** Start of Data for this exercise **
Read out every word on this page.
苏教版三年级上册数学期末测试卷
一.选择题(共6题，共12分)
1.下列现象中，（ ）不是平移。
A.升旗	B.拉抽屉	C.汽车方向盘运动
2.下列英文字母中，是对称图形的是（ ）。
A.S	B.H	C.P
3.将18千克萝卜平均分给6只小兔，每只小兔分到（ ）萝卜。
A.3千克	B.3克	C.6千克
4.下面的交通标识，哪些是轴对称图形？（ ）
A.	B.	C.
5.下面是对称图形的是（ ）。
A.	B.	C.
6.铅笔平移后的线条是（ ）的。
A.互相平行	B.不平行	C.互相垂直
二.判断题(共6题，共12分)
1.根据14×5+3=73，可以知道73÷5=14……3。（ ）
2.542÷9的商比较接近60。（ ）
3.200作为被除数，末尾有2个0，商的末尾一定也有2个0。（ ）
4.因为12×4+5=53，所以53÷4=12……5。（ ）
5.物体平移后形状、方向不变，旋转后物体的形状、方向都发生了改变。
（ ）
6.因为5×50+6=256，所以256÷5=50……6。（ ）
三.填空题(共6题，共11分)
** End of Data for this exercise **
> [Your instructions]: Retype the material above, line by line, exactly.

> [Result of the exercise]:
Read out every word on this page.
苏教版三年级上册数学期末测试卷
一.选择题(共6题，共12分)
1.下列现象中，（ ）不是平移。
A.升旗	B.拉抽屉	C.汽车方向盘运动
2.下列英文字母中，是对称图形的是（ ）。
A.S	B.H	C.P
3.将18千克萝卜平均分给6只小兔，每只小兔分到（ ）萝卜。
A.3千克	B.3克	C.6千克
4.下面的交通标识，哪些是轴对称图形？（ ）
A.	B.	C.
5.下面是对称图形的是（ ）。
A.	B.	C.
6.铅笔平移后的线条是（ ）的。
A.互相平行	B.不平行	C.互相垂直
二.判断题(共6题，共12分)
1.根据14×5+3=73，可以知道73÷5=14……3。（ ）
2.542÷9的商比较接近60。（ ）
3.200作为被除数，末尾有2个0，商的末尾一定也有2个0。（ ）
4.因为12×4+5=53，所以53÷4=12……5。（ ）
5.物体平移后形状、方向不变，旋转后物体的形状、方向都发生了改变。
（ ）
6.因为5×50+6=256，所以256÷5=50……6。（ ）
三.填空题(共6题，共11分)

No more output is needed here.